* [Written instruction]
Could you echo every one of the items below line for line, keeping each character unchanged?

* [Material]
◇ ◇ ◇ ◇
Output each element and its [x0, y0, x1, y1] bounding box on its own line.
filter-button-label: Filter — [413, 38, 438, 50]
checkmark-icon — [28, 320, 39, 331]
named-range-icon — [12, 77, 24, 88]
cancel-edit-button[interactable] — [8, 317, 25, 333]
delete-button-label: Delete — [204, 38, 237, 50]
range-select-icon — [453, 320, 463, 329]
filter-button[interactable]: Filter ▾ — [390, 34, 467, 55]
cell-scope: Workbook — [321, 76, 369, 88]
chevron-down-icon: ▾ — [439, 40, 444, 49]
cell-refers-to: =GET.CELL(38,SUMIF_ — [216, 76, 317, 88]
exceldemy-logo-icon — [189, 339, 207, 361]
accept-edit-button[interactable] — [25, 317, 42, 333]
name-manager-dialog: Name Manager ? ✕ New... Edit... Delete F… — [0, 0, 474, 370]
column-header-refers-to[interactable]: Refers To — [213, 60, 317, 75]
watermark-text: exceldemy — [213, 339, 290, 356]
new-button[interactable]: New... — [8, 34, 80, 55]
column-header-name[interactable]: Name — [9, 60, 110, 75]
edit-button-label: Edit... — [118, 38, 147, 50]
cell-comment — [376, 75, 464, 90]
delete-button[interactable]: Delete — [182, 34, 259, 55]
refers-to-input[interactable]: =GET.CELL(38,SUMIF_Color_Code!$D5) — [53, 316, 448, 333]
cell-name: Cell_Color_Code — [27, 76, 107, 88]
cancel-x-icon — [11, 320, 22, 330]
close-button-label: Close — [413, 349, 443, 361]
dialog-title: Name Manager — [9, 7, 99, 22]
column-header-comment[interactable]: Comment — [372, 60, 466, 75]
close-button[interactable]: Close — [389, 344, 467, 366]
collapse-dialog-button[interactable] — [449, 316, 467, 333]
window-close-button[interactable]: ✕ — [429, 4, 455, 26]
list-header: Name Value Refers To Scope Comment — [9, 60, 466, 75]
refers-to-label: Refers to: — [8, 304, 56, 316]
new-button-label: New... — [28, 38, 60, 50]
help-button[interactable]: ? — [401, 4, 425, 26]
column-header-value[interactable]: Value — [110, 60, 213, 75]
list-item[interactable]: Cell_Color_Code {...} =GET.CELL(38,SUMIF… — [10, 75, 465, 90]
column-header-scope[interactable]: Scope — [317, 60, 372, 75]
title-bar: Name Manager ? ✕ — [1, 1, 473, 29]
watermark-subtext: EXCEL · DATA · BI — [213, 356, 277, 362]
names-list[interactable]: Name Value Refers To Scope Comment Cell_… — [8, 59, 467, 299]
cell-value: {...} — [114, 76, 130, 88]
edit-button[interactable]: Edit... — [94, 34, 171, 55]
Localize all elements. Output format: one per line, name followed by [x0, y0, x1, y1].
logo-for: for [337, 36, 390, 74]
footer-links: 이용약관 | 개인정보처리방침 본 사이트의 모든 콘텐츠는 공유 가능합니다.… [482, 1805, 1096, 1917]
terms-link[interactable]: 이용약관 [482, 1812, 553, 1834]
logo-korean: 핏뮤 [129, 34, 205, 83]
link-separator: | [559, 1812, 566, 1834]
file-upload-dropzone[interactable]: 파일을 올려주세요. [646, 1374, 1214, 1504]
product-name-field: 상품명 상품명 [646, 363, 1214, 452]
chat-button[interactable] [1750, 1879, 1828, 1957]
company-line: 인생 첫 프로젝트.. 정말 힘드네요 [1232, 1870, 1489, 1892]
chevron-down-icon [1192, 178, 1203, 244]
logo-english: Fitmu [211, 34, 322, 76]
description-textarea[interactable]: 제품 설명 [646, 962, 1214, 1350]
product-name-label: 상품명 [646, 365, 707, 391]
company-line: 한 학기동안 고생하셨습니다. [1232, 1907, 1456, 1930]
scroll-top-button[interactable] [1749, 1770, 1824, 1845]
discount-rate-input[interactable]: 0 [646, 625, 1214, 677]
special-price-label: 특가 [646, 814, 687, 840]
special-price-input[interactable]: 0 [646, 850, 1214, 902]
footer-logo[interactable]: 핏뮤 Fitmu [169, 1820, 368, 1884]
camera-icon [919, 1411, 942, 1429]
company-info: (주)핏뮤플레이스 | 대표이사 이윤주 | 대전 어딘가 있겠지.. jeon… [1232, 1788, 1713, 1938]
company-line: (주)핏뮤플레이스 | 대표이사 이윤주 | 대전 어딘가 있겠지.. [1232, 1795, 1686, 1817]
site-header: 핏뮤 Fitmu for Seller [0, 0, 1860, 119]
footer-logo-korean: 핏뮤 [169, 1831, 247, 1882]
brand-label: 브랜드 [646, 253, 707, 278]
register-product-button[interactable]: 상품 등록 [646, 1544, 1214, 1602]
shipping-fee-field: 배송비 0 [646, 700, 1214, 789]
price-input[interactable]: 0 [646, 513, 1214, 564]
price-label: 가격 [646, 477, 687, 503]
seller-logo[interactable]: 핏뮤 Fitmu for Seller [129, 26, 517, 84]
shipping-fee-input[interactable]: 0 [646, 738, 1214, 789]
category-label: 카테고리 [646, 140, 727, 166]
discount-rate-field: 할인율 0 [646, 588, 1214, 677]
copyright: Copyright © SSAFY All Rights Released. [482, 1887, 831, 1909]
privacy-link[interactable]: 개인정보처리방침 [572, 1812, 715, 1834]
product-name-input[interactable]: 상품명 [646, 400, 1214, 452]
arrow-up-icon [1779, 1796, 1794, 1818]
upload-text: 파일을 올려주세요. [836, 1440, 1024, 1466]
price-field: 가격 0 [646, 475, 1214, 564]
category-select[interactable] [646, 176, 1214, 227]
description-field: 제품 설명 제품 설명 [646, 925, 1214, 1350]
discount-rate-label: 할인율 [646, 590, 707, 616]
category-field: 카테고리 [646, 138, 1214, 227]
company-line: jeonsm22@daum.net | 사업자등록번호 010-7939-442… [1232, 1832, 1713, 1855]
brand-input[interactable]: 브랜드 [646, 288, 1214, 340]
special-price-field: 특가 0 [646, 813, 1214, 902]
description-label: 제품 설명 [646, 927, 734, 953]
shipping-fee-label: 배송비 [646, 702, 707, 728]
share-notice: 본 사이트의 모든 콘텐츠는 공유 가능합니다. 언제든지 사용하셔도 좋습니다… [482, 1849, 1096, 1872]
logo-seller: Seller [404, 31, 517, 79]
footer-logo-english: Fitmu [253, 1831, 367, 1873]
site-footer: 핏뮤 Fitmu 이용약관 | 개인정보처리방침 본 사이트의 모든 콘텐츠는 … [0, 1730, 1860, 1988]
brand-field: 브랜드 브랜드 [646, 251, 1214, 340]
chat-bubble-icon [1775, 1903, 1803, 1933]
◇ ◇ ◇ ◇
* [Task solution]
Output each element and its [x0, y0, x1, y1] bounding box on its own line.
filter-button-label: Filter — [413, 38, 438, 50]
checkmark-icon — [28, 320, 39, 331]
named-range-icon — [12, 77, 24, 88]
cancel-edit-button[interactable] — [8, 317, 25, 333]
delete-button-label: Delete — [204, 38, 237, 50]
range-select-icon — [453, 320, 463, 329]
filter-button[interactable]: Filter ▾ — [390, 34, 467, 55]
cell-scope: Workbook — [321, 76, 369, 88]
chevron-down-icon: ▾ — [439, 40, 444, 49]
cell-refers-to: =GET.CELL(38,SUMIF_ — [216, 76, 317, 88]
exceldemy-logo-icon — [189, 339, 207, 361]
accept-edit-button[interactable] — [25, 317, 42, 333]
name-manager-dialog: Name Manager ? ✕ New... Edit... Delete F… — [0, 0, 474, 370]
column-header-refers-to[interactable]: Refers To — [213, 60, 317, 75]
watermark-text: exceldemy — [213, 339, 290, 356]
new-button[interactable]: New... — [8, 34, 80, 55]
column-header-name[interactable]: Name — [9, 60, 110, 75]
edit-button-label: Edit... — [118, 38, 147, 50]
cell-comment — [376, 75, 464, 90]
delete-button[interactable]: Delete — [182, 34, 259, 55]
refers-to-input[interactable]: =GET.CELL(38,SUMIF_Color_Code!$D5) — [53, 316, 448, 333]
cell-name: Cell_Color_Code — [27, 76, 107, 88]
cancel-x-icon — [11, 320, 22, 330]
close-button-label: Close — [413, 349, 443, 361]
dialog-title: Name Manager — [9, 7, 99, 22]
column-header-comment[interactable]: Comment — [372, 60, 466, 75]
close-button[interactable]: Close — [389, 344, 467, 366]
collapse-dialog-button[interactable] — [449, 316, 467, 333]
window-close-button[interactable]: ✕ — [429, 4, 455, 26]
list-header: Name Value Refers To Scope Comment — [9, 60, 466, 75]
refers-to-label: Refers to: — [8, 304, 56, 316]
new-button-label: New... — [28, 38, 60, 50]
help-button[interactable]: ? — [401, 4, 425, 26]
column-header-value[interactable]: Value — [110, 60, 213, 75]
list-item[interactable]: Cell_Color_Code {...} =GET.CELL(38,SUMIF… — [10, 75, 465, 90]
column-header-scope[interactable]: Scope — [317, 60, 372, 75]
title-bar: Name Manager ? ✕ — [1, 1, 473, 29]
watermark-subtext: EXCEL · DATA · BI — [213, 356, 277, 362]
names-list[interactable]: Name Value Refers To Scope Comment Cell_… — [8, 59, 467, 299]
cell-value: {...} — [114, 76, 130, 88]
edit-button[interactable]: Edit... — [94, 34, 171, 55]
Localize all elements. Output format: one per line, name followed by [x0, y0, x1, y1].
logo-for: for [337, 36, 390, 74]
footer-links: 이용약관 | 개인정보처리방침 본 사이트의 모든 콘텐츠는 공유 가능합니다.… [482, 1805, 1096, 1917]
terms-link[interactable]: 이용약관 [482, 1812, 553, 1834]
logo-korean: 핏뮤 [129, 34, 205, 83]
link-separator: | [559, 1812, 566, 1834]
file-upload-dropzone[interactable]: 파일을 올려주세요. [646, 1374, 1214, 1504]
product-name-field: 상품명 상품명 [646, 363, 1214, 452]
chat-button[interactable] [1750, 1879, 1828, 1957]
company-line: 인생 첫 프로젝트.. 정말 힘드네요 [1232, 1870, 1489, 1892]
chevron-down-icon [1192, 178, 1203, 244]
logo-english: Fitmu [211, 34, 322, 76]
description-textarea[interactable]: 제품 설명 [646, 962, 1214, 1350]
product-name-label: 상품명 [646, 365, 707, 391]
company-line: 한 학기동안 고생하셨습니다. [1232, 1907, 1456, 1930]
scroll-top-button[interactable] [1749, 1770, 1824, 1845]
discount-rate-input[interactable]: 0 [646, 625, 1214, 677]
special-price-label: 특가 [646, 814, 687, 840]
special-price-input[interactable]: 0 [646, 850, 1214, 902]
footer-logo[interactable]: 핏뮤 Fitmu [169, 1820, 368, 1884]
camera-icon [919, 1411, 942, 1429]
company-info: (주)핏뮤플레이스 | 대표이사 이윤주 | 대전 어딘가 있겠지.. jeon… [1232, 1788, 1713, 1938]
company-line: (주)핏뮤플레이스 | 대표이사 이윤주 | 대전 어딘가 있겠지.. [1232, 1795, 1686, 1817]
site-header: 핏뮤 Fitmu for Seller [0, 0, 1860, 119]
footer-logo-korean: 핏뮤 [169, 1831, 247, 1882]
brand-label: 브랜드 [646, 253, 707, 278]
register-product-button[interactable]: 상품 등록 [646, 1544, 1214, 1602]
shipping-fee-field: 배송비 0 [646, 700, 1214, 789]
price-input[interactable]: 0 [646, 513, 1214, 564]
price-label: 가격 [646, 477, 687, 503]
seller-logo[interactable]: 핏뮤 Fitmu for Seller [129, 26, 517, 84]
shipping-fee-input[interactable]: 0 [646, 738, 1214, 789]
category-label: 카테고리 [646, 140, 727, 166]
discount-rate-field: 할인율 0 [646, 588, 1214, 677]
copyright: Copyright © SSAFY All Rights Released. [482, 1887, 831, 1909]
privacy-link[interactable]: 개인정보처리방침 [572, 1812, 715, 1834]
product-name-input[interactable]: 상품명 [646, 400, 1214, 452]
arrow-up-icon [1779, 1796, 1794, 1818]
upload-text: 파일을 올려주세요. [836, 1440, 1024, 1466]
price-field: 가격 0 [646, 475, 1214, 564]
category-select[interactable] [646, 176, 1214, 227]
description-field: 제품 설명 제품 설명 [646, 925, 1214, 1350]
discount-rate-label: 할인율 [646, 590, 707, 616]
category-field: 카테고리 [646, 138, 1214, 227]
company-line: jeonsm22@daum.net | 사업자등록번호 010-7939-442… [1232, 1832, 1713, 1855]
brand-input[interactable]: 브랜드 [646, 288, 1214, 340]
special-price-field: 특가 0 [646, 813, 1214, 902]
description-label: 제품 설명 [646, 927, 734, 953]
shipping-fee-label: 배송비 [646, 702, 707, 728]
share-notice: 본 사이트의 모든 콘텐츠는 공유 가능합니다. 언제든지 사용하셔도 좋습니다… [482, 1849, 1096, 1872]
logo-seller: Seller [404, 31, 517, 79]
footer-logo-english: Fitmu [253, 1831, 367, 1873]
site-footer: 핏뮤 Fitmu 이용약관 | 개인정보처리방침 본 사이트의 모든 콘텐츠는 … [0, 1730, 1860, 1988]
brand-field: 브랜드 브랜드 [646, 251, 1214, 340]
chat-bubble-icon [1775, 1903, 1803, 1933]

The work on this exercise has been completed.